What you need to do:
Give the number of lines in the data that hold the string "social". Nothing else is needed.

[start]

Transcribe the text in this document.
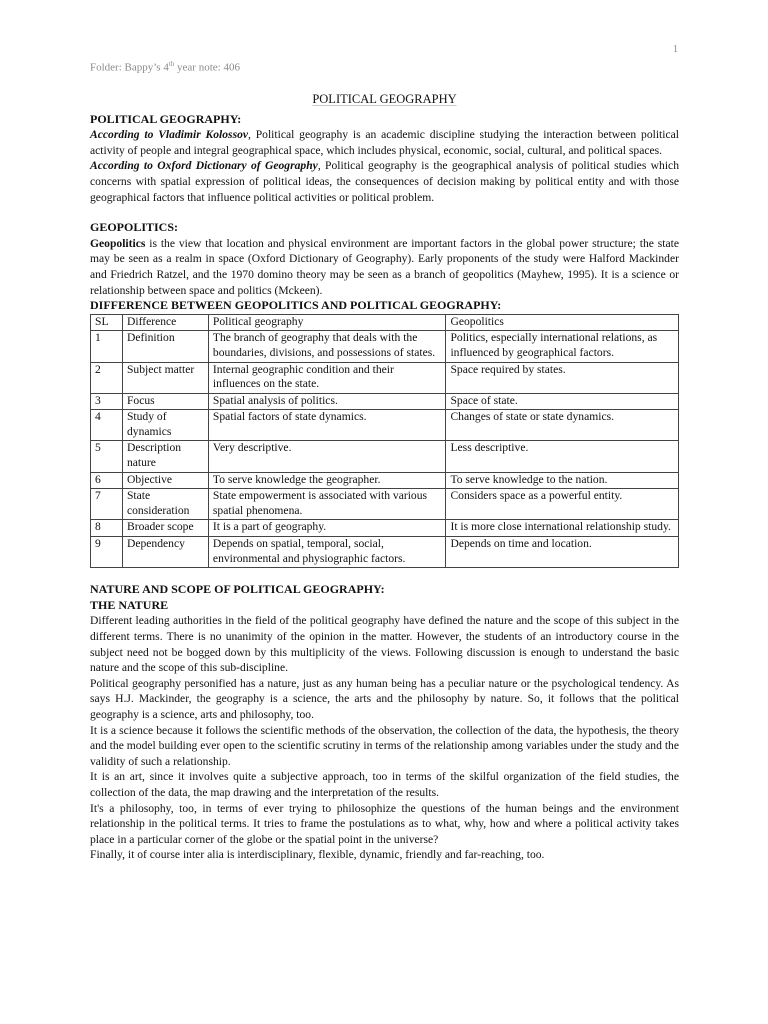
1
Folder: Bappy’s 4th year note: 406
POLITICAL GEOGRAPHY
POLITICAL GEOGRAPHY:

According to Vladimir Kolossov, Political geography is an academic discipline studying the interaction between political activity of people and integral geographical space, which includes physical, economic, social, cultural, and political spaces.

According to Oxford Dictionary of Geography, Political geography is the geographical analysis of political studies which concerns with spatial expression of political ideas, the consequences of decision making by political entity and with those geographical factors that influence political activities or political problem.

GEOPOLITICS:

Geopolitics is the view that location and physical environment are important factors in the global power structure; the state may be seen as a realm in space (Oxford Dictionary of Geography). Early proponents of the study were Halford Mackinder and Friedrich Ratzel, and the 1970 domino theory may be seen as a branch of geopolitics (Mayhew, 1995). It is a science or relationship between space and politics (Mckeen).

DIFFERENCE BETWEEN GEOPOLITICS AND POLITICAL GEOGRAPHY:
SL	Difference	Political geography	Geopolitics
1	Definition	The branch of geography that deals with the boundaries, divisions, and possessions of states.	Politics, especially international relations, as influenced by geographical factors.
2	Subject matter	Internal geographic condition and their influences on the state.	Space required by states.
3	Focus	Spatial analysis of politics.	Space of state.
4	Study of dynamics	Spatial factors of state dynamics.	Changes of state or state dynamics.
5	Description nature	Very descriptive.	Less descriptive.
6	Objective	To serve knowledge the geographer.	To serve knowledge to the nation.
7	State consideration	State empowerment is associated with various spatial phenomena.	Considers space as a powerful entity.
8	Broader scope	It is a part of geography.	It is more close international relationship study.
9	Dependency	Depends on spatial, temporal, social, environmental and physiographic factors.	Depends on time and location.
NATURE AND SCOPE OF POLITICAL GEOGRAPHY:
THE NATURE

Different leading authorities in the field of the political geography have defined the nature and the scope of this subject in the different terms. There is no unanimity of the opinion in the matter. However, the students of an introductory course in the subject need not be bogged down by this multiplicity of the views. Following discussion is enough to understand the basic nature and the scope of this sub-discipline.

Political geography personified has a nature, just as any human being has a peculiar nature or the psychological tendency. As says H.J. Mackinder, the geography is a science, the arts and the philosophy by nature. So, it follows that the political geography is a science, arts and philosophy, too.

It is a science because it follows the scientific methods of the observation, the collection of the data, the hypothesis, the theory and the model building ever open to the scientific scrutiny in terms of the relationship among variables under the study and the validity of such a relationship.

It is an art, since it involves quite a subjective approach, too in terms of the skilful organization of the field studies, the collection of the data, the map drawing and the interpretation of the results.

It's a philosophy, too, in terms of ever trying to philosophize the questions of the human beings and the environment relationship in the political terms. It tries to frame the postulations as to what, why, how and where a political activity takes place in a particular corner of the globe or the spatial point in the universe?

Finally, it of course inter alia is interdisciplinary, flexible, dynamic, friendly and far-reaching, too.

[end]

Full output:
2